Job> Return the count of lines that mention "content", with no other words.

Data records:
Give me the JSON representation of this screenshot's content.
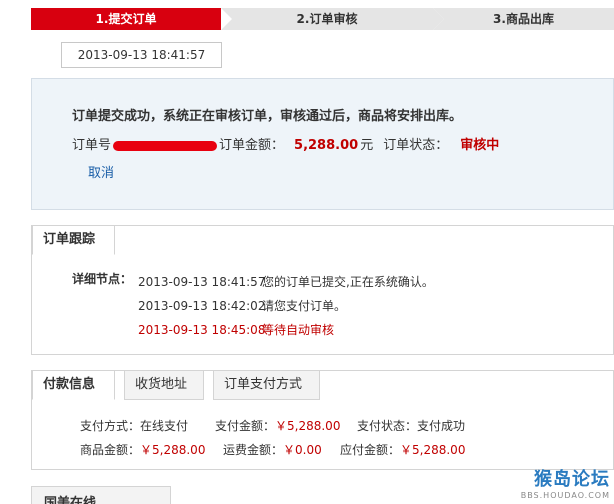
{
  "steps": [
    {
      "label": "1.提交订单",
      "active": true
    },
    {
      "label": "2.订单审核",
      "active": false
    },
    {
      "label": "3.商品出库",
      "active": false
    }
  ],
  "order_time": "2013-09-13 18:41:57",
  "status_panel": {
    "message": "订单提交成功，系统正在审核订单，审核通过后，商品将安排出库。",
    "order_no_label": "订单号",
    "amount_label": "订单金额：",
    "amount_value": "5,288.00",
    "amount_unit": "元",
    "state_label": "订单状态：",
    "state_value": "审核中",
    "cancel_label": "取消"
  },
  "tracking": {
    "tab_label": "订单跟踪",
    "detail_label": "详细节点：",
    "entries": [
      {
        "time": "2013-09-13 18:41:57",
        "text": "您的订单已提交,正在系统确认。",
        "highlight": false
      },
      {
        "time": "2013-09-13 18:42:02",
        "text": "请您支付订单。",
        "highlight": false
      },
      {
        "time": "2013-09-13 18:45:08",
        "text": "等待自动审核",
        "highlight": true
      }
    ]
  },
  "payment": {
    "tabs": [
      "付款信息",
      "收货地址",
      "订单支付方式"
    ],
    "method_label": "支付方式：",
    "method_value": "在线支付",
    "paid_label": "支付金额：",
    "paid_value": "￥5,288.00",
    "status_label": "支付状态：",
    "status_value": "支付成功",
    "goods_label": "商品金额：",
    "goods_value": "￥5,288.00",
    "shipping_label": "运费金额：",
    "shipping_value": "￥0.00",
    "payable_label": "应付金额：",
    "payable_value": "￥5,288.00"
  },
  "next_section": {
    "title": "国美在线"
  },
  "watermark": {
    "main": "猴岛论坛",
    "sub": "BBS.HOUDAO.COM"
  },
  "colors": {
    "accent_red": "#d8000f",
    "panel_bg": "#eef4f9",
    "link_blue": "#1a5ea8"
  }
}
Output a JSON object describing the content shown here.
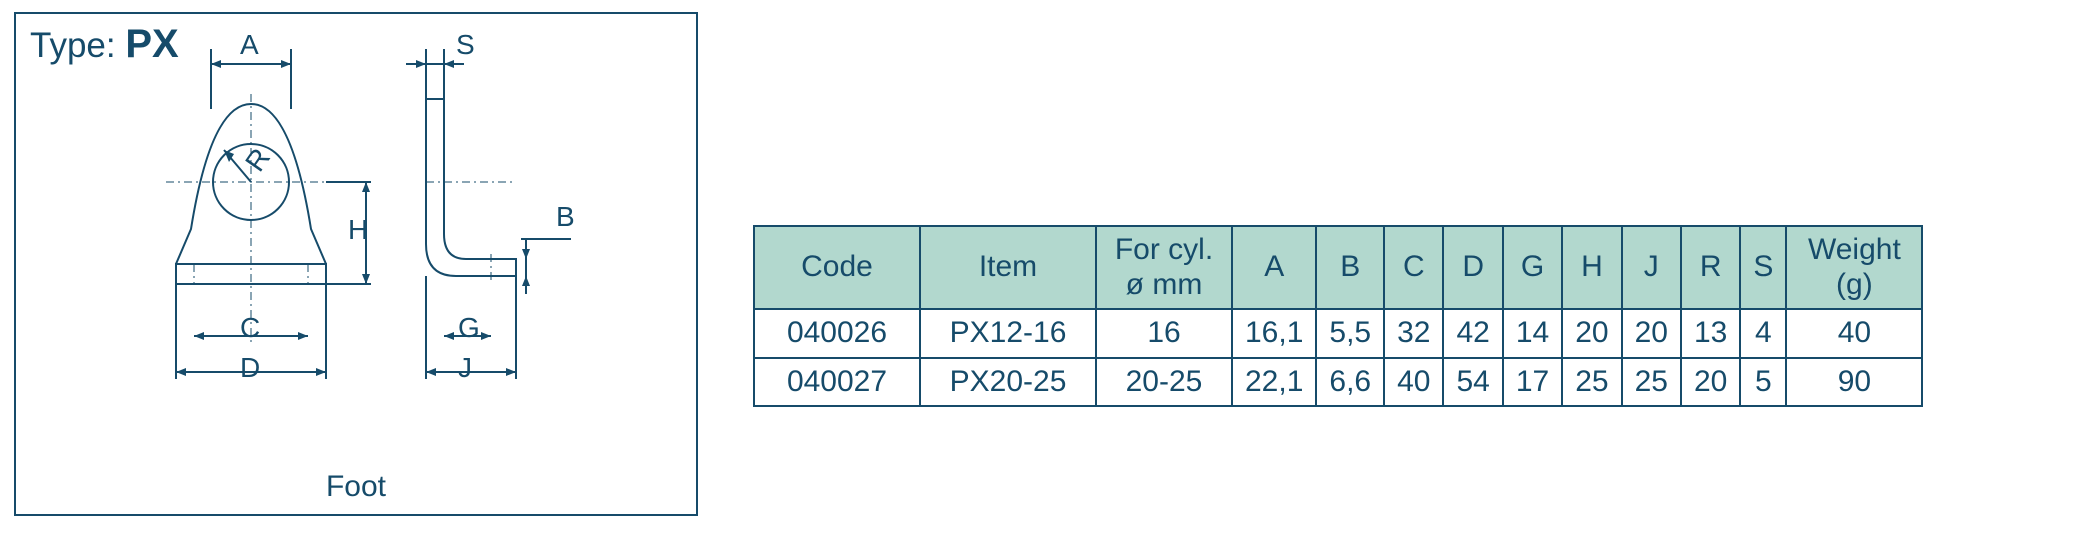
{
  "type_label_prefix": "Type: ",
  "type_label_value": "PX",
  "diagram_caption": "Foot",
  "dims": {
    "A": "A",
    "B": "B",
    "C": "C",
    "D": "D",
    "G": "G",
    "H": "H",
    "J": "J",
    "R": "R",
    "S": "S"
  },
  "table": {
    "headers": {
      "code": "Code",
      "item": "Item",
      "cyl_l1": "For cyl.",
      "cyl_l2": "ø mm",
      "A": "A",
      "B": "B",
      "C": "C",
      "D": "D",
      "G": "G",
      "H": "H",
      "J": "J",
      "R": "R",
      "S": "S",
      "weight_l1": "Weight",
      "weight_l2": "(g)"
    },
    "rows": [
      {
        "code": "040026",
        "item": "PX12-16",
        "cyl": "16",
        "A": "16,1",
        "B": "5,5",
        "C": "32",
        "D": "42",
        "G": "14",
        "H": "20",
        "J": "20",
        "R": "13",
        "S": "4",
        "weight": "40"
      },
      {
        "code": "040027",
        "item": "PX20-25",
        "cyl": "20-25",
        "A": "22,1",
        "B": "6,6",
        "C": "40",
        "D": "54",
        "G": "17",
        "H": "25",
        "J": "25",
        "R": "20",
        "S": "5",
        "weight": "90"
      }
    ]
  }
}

---

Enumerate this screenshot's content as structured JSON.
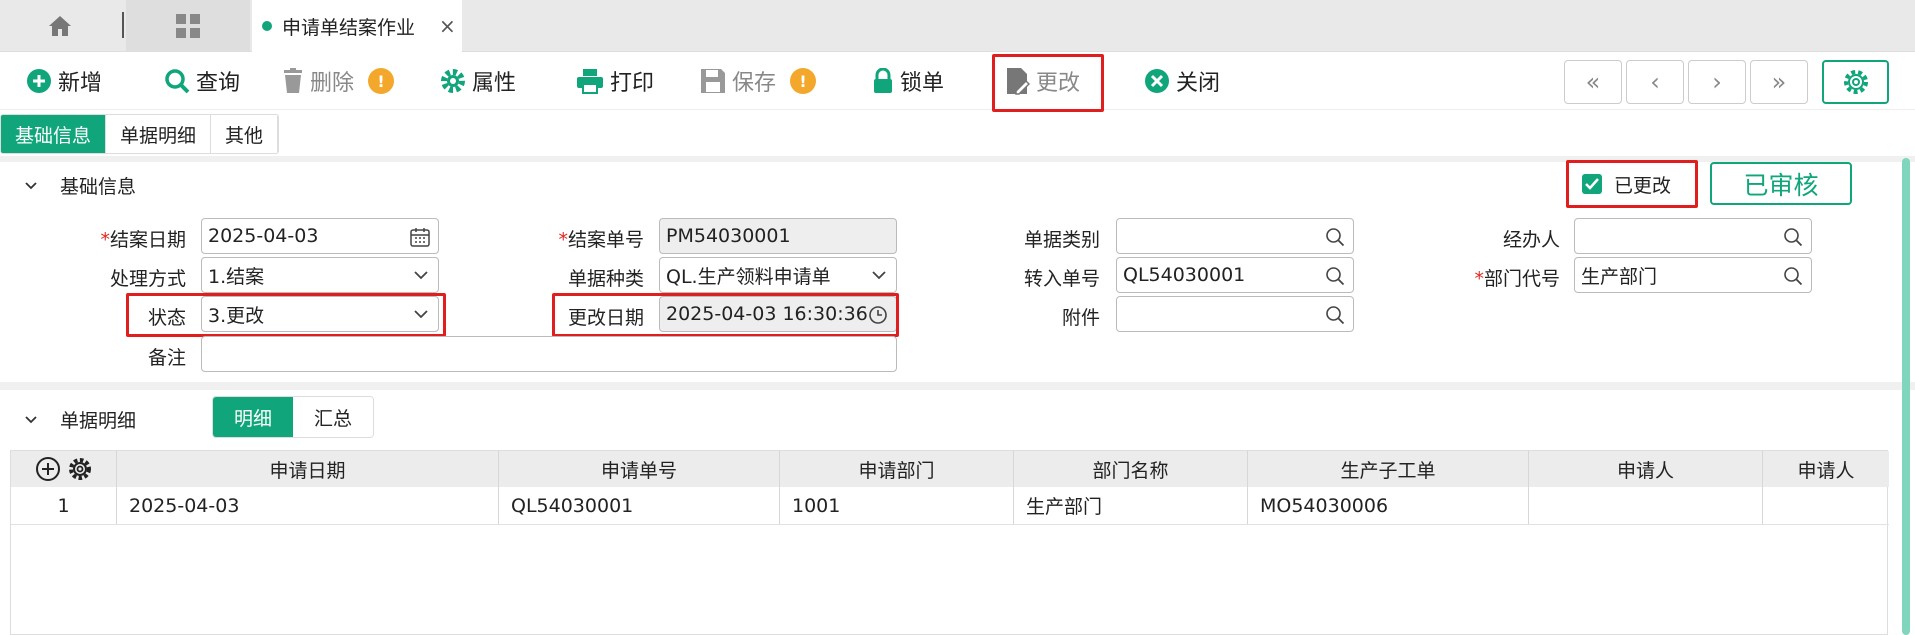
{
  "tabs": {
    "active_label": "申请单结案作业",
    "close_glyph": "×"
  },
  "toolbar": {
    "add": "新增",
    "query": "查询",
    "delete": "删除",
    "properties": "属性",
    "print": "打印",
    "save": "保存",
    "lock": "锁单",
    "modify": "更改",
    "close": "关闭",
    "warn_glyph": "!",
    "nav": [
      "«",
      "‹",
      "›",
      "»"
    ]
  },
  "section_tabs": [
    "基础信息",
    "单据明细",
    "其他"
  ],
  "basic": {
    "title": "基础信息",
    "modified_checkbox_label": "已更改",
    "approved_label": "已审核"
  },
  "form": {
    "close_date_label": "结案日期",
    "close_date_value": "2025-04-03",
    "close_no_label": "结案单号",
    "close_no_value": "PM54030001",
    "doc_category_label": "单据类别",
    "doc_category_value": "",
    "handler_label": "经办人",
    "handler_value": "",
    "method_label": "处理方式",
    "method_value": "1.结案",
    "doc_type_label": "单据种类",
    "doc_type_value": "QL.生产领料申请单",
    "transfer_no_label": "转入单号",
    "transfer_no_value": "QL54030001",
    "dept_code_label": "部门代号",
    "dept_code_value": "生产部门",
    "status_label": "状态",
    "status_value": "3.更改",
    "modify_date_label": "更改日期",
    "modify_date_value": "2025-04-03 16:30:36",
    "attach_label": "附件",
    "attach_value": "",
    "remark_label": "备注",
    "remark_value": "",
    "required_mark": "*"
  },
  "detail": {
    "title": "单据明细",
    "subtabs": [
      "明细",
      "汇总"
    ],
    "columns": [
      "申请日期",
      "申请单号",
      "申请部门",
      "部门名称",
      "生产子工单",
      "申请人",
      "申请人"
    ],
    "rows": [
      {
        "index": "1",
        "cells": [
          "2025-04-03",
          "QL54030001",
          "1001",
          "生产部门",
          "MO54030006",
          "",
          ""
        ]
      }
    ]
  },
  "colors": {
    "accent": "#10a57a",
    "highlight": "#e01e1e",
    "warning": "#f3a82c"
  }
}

Full response> 3